* _STORED RECORDS_:
-------------------------
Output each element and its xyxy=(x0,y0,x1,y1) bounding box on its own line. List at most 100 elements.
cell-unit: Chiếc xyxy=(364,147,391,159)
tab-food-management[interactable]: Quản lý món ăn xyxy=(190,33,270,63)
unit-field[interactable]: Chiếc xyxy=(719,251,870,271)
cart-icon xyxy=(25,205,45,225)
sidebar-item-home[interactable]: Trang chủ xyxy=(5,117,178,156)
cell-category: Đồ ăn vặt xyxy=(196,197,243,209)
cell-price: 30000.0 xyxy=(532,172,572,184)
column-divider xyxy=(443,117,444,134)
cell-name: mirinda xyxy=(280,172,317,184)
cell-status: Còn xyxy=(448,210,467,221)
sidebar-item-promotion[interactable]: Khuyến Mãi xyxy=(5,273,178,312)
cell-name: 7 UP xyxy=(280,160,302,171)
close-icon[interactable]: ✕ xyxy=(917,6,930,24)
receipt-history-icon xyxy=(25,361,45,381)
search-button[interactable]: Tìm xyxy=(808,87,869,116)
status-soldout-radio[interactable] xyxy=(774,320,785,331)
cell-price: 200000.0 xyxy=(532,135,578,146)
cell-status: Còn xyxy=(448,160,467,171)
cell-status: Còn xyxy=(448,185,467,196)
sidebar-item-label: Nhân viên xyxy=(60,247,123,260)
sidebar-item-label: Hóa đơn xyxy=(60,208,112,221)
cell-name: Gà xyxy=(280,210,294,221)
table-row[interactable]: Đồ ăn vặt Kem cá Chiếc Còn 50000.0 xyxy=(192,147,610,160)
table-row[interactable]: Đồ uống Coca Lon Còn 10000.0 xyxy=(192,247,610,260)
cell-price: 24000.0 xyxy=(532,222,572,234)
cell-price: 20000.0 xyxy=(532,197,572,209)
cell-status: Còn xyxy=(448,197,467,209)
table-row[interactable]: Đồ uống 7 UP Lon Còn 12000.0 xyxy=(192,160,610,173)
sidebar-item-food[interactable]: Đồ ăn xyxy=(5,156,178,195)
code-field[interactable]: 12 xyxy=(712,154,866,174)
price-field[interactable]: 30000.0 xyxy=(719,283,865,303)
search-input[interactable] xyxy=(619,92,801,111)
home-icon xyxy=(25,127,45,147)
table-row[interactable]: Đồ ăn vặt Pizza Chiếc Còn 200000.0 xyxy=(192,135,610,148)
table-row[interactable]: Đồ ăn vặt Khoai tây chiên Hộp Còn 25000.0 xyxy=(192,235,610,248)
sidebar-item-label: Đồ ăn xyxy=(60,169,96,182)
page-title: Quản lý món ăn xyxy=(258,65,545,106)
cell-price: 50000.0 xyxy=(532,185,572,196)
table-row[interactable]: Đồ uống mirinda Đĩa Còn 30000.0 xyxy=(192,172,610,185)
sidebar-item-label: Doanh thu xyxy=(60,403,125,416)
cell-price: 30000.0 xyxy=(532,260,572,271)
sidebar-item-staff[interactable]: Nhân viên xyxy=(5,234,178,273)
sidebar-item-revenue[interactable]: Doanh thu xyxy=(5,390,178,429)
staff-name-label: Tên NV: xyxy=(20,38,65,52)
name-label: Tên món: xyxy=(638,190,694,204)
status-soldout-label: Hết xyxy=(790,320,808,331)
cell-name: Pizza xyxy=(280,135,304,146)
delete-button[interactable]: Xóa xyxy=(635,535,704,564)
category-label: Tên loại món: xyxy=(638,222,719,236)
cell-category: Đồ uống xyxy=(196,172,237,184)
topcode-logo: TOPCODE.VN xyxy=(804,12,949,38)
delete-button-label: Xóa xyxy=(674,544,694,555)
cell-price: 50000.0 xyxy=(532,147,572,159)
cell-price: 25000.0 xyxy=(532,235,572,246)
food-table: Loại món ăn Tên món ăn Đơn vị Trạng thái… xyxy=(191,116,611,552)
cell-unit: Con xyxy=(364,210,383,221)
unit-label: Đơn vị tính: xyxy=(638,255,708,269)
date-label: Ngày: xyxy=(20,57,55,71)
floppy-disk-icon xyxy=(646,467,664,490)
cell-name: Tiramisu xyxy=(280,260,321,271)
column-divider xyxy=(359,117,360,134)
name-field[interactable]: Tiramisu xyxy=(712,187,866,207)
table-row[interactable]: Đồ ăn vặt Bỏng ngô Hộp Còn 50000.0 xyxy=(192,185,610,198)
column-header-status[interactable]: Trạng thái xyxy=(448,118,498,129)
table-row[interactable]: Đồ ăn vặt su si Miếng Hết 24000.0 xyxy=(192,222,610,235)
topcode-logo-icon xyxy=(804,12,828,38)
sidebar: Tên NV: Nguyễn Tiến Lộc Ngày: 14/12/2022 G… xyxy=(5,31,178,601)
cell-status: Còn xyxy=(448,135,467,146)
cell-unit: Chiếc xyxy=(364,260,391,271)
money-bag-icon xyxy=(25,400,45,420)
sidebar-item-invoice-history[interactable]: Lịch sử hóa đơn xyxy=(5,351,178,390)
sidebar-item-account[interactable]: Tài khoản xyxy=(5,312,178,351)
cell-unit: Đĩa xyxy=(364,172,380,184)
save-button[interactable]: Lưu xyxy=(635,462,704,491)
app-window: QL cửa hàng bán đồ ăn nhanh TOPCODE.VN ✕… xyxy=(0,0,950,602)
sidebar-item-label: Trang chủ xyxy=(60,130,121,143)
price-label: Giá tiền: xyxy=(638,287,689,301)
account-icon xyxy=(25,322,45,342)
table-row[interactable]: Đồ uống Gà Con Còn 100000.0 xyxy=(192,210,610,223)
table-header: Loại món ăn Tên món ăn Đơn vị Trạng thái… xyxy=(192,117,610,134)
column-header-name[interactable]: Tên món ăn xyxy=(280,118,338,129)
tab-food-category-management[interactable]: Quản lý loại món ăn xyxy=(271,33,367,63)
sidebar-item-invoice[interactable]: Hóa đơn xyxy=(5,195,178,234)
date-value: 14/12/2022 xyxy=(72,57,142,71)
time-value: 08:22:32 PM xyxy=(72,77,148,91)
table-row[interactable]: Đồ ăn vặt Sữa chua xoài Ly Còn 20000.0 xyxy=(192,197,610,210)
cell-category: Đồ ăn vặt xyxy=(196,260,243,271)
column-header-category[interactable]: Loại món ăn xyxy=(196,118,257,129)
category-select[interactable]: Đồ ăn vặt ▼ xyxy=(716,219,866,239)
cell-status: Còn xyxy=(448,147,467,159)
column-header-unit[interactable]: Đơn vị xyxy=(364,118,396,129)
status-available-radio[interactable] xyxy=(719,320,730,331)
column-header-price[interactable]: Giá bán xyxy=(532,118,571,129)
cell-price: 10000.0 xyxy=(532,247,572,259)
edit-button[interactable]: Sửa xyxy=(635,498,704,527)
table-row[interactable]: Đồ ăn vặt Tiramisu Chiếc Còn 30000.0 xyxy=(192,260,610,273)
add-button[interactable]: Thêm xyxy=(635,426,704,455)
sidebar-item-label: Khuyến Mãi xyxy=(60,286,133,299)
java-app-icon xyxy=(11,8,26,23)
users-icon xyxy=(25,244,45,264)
-------------------------
List each line from the rows above that contains the string "date".

* _SOLUTION TO THIS TASK_:
date-label: Ngày: xyxy=(20,57,55,71)
date-value: 14/12/2022 xyxy=(72,57,142,71)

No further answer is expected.